YOUR TASK
Scan the entries for the string "style" and give the number of lines that have it, nothing further.

* * * * * * * * *

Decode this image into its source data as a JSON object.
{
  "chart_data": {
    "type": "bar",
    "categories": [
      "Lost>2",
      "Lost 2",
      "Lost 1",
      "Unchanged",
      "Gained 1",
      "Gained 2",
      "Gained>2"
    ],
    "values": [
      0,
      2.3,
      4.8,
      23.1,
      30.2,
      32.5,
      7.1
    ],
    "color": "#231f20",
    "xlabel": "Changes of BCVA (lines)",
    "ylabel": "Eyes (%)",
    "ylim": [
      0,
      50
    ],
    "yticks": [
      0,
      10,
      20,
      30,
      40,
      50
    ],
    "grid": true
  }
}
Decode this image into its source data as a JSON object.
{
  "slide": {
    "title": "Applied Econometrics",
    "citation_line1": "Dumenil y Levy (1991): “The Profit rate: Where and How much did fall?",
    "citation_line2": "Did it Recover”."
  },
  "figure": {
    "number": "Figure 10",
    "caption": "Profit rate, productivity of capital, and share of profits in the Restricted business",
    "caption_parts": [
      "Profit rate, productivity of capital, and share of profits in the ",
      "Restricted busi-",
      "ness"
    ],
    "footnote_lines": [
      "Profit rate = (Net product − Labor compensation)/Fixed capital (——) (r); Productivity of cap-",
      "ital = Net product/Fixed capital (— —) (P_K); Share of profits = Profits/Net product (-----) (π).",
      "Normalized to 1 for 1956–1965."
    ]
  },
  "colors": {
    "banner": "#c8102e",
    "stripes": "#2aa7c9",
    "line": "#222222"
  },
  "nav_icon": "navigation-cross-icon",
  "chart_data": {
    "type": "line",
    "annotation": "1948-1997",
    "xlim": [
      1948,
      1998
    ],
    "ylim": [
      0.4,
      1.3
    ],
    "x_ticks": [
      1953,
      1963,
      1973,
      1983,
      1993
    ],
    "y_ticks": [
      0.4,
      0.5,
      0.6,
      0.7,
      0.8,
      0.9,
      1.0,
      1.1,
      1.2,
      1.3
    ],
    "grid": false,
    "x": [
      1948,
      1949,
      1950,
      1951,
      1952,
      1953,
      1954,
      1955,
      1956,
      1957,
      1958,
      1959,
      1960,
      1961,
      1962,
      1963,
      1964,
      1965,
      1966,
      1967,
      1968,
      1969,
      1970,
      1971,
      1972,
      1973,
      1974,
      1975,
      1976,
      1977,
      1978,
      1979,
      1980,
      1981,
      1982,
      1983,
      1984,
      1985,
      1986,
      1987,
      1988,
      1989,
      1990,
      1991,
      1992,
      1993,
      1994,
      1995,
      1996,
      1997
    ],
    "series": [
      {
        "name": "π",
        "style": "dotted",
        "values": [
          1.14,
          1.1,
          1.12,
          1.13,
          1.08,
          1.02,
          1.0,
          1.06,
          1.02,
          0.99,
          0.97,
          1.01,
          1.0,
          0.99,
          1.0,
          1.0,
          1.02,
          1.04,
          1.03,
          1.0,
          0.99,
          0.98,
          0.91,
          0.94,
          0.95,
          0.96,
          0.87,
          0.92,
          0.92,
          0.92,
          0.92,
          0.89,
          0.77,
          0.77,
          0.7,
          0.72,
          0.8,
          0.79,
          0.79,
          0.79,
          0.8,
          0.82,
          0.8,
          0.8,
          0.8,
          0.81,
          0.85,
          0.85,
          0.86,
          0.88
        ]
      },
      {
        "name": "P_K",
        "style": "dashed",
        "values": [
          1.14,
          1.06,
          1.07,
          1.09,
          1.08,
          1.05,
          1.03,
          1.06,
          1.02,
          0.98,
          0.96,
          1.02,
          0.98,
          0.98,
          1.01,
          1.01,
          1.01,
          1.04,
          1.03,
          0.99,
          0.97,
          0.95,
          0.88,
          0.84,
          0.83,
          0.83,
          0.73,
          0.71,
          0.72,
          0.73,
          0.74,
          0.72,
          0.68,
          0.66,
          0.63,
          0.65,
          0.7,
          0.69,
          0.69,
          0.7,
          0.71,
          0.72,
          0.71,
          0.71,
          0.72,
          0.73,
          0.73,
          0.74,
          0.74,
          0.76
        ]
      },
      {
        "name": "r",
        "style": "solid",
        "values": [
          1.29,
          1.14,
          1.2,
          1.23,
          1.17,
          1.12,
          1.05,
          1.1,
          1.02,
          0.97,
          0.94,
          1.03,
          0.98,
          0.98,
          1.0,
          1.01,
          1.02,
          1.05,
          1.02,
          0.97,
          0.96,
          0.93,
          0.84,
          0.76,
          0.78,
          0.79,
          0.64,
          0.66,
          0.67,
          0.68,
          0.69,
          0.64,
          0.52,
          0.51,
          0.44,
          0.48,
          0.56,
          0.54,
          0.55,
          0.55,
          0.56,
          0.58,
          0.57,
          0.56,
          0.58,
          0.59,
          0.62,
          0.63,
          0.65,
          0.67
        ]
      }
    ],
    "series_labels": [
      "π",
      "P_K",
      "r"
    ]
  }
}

* * * * * * * * *

FULL OUTPUT
3